GIVEN DATA
######
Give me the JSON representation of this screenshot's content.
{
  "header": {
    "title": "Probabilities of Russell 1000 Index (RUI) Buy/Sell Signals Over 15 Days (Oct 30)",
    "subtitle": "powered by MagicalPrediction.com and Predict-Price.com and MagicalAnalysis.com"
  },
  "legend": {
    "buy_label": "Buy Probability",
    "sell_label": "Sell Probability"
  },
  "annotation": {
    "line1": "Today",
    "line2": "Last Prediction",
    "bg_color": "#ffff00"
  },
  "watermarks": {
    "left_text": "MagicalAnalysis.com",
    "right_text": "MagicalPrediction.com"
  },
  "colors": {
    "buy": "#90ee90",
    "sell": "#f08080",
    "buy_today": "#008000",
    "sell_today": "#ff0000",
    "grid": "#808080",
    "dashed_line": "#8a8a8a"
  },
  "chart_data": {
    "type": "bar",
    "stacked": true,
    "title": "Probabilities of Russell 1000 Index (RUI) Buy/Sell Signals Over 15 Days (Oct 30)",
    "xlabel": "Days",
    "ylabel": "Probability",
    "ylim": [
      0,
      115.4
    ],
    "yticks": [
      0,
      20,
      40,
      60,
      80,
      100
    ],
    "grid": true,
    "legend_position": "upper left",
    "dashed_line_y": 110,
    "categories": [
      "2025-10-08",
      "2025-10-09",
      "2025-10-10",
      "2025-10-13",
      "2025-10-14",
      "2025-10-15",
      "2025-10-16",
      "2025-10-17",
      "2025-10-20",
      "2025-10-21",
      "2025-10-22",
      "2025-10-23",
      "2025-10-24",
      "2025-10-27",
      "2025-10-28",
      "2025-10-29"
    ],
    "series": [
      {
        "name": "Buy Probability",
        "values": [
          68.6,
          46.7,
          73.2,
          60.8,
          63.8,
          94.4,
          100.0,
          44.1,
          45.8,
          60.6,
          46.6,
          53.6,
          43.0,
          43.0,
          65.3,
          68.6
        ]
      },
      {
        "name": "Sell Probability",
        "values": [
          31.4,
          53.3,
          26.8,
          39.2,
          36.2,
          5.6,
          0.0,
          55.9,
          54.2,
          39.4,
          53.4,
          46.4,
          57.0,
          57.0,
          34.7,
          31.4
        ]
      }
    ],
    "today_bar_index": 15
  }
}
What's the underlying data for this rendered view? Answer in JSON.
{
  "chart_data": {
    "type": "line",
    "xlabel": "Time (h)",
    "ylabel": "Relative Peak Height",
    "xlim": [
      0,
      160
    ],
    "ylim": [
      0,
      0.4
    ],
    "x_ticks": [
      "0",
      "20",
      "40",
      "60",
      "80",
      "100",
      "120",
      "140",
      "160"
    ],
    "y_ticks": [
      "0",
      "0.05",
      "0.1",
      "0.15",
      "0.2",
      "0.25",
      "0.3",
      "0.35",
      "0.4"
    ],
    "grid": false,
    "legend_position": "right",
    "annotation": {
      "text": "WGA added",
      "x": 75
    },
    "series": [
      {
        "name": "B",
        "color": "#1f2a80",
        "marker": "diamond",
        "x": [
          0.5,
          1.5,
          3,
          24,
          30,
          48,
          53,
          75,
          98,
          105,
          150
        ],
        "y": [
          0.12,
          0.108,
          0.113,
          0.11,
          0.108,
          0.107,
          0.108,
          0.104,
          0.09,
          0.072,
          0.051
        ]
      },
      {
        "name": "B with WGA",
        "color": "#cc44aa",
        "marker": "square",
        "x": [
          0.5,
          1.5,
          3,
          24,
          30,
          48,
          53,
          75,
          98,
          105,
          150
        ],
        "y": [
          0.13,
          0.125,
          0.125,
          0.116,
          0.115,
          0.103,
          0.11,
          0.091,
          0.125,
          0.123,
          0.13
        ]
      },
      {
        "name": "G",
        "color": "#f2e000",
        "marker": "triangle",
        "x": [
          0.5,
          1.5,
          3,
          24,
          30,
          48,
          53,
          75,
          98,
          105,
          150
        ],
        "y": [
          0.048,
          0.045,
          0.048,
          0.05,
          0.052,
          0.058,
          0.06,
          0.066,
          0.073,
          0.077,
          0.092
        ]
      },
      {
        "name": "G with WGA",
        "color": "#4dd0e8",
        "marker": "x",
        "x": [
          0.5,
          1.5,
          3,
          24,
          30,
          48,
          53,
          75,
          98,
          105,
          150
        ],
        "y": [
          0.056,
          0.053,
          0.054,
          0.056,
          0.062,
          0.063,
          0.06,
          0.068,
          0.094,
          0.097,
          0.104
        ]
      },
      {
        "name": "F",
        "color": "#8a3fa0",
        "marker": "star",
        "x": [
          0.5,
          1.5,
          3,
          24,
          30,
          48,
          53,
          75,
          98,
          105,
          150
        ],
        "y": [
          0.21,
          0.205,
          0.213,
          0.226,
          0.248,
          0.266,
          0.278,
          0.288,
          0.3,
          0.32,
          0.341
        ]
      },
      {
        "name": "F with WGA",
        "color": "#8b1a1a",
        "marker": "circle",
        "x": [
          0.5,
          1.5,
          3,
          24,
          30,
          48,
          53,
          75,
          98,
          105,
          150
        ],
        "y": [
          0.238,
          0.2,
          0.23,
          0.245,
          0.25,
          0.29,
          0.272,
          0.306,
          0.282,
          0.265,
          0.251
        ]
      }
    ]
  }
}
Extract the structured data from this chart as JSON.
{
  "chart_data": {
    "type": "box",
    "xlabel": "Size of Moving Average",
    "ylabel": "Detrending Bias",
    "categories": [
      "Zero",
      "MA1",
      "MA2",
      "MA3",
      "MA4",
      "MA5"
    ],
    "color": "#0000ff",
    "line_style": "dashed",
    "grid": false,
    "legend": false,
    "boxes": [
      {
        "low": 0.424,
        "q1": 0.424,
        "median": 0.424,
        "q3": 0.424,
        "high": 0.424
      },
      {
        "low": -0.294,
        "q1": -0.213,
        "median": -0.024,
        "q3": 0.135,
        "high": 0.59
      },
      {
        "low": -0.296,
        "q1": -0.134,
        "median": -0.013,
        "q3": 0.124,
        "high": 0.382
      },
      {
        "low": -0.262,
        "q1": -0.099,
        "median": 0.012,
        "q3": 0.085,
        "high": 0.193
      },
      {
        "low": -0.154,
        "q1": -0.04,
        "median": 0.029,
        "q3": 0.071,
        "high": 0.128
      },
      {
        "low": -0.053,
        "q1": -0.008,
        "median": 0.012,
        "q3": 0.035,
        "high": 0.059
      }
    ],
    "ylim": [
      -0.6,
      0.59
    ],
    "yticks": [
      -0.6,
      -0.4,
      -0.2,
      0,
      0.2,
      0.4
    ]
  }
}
######
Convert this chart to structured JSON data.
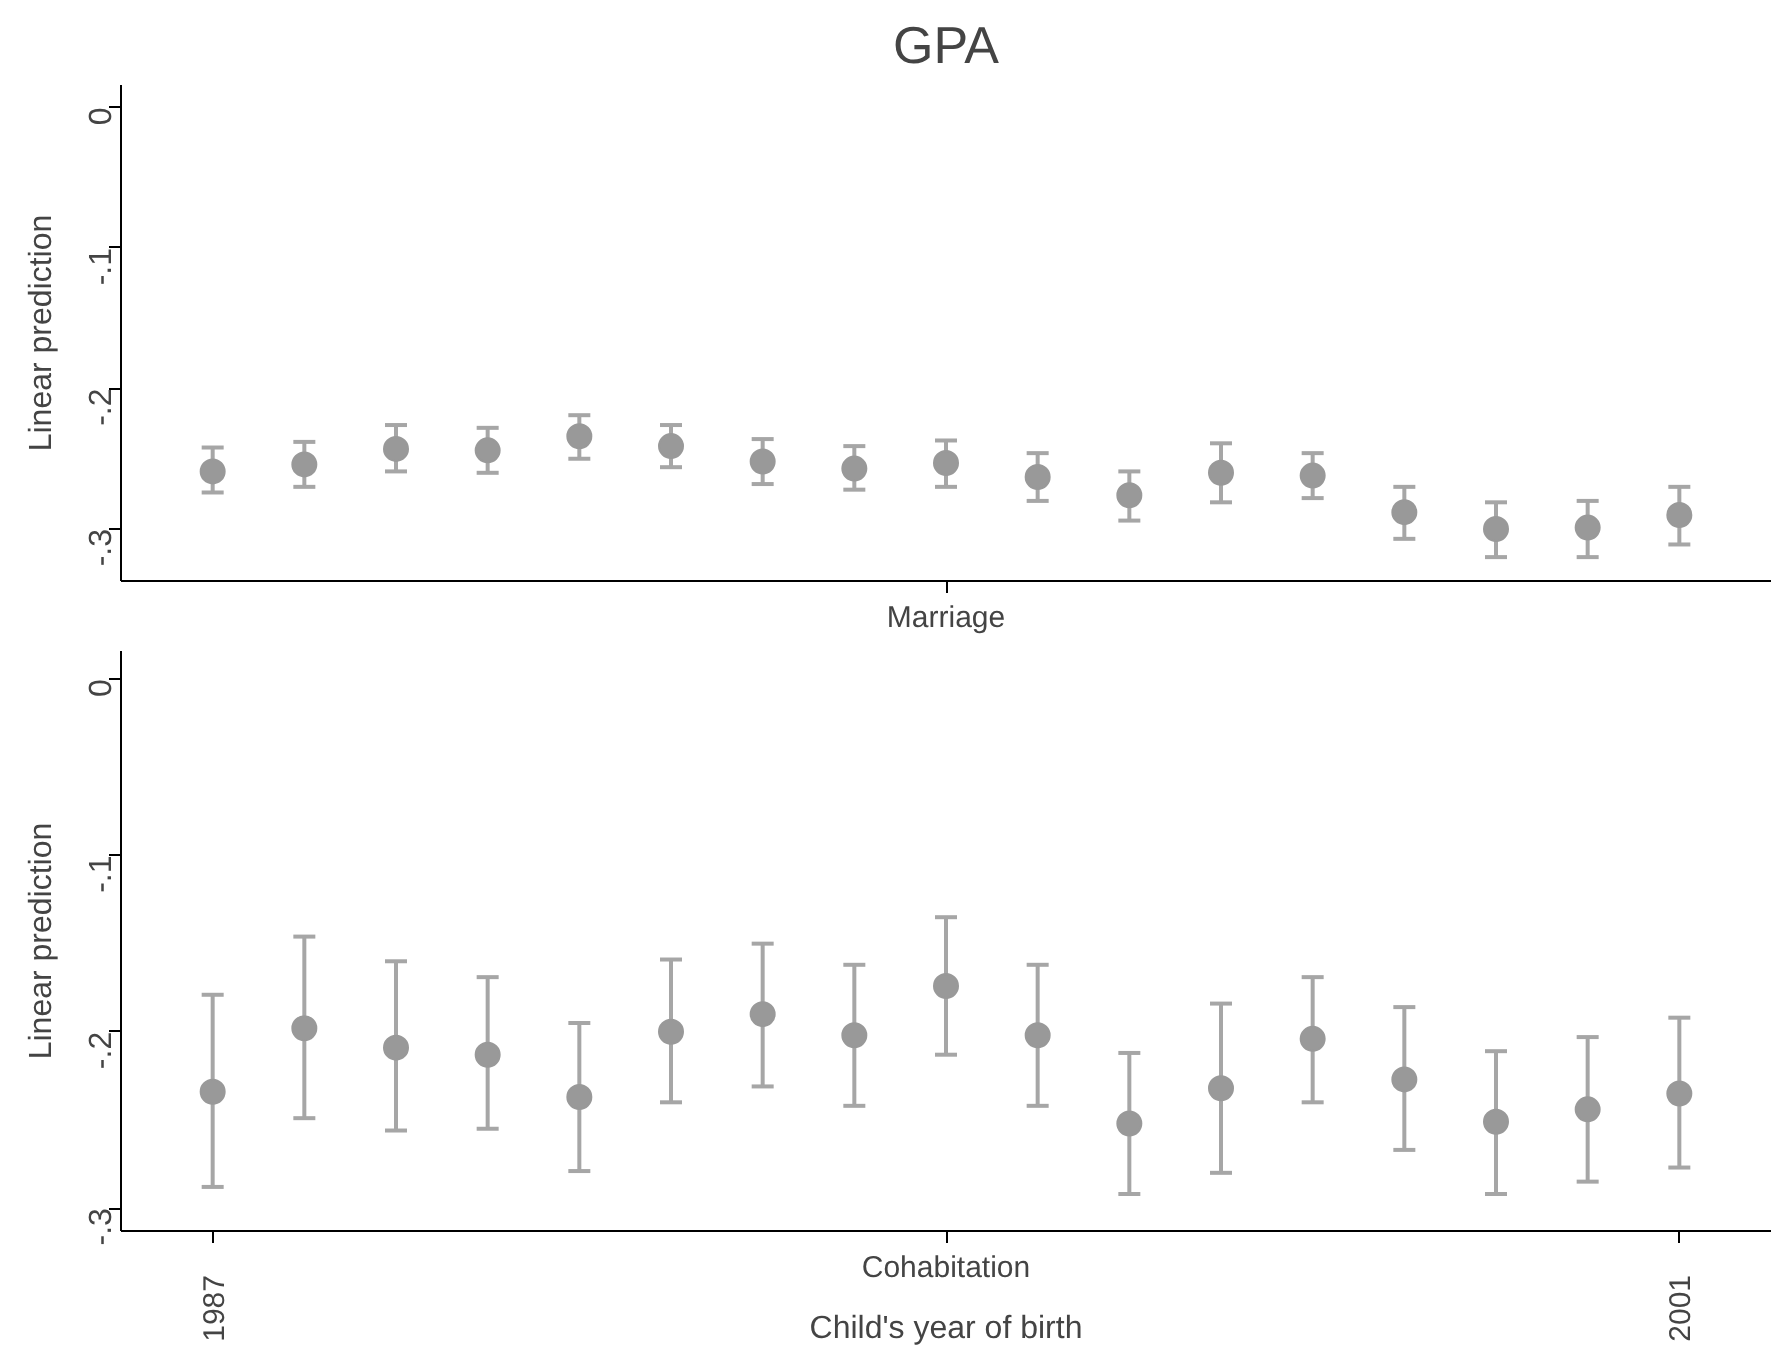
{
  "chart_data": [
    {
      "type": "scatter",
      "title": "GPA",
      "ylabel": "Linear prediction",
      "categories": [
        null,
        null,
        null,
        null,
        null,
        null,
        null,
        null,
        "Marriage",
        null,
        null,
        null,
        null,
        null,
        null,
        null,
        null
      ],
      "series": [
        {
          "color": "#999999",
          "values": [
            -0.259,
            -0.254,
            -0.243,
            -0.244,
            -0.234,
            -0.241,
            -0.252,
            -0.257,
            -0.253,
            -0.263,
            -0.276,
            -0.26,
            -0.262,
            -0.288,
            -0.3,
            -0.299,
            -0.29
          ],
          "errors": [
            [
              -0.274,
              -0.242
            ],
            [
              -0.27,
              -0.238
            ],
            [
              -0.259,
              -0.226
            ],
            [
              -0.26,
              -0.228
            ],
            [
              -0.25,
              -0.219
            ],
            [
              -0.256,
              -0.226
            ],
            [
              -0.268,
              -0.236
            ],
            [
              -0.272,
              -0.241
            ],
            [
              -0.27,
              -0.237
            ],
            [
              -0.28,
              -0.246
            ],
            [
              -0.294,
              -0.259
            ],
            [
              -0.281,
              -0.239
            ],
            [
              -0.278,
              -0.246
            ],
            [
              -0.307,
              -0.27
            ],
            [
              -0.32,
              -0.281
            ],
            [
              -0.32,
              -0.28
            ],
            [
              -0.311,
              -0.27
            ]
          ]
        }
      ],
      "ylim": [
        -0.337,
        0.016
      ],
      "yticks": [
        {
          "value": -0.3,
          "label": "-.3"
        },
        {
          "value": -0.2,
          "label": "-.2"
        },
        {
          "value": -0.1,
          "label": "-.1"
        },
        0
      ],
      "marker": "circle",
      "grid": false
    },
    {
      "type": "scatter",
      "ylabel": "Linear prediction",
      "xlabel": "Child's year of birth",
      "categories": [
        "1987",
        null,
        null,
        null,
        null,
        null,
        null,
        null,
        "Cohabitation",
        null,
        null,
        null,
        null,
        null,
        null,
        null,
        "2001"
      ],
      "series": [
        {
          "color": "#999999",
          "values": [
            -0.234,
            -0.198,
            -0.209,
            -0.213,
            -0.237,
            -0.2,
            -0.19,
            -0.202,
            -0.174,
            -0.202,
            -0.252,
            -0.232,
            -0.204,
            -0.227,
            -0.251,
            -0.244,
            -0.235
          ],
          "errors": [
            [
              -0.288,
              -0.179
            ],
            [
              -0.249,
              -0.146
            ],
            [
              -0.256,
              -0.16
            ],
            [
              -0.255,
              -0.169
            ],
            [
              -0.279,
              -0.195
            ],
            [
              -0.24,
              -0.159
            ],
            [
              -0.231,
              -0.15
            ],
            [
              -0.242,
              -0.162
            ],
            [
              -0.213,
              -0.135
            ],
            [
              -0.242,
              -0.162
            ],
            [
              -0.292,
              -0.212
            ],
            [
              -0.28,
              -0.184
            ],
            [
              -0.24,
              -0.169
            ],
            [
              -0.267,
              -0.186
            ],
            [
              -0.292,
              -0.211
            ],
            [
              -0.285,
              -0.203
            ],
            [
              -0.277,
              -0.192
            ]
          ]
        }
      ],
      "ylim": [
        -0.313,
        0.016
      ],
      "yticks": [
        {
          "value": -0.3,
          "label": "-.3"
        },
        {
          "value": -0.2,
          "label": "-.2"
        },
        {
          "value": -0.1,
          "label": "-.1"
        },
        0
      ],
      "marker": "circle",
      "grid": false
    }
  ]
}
######
EXERCISE PROMPT
Take every line from the data above that holds "marker" and copy it out.

EXERCISE RESPONSE
        "marker": "diamond",
        "marker": "square",
        "marker": "triangle",
        "marker": "x",
        "marker": "star",
        "marker": "circle",
      "marker": "circle",
      "marker": "circle",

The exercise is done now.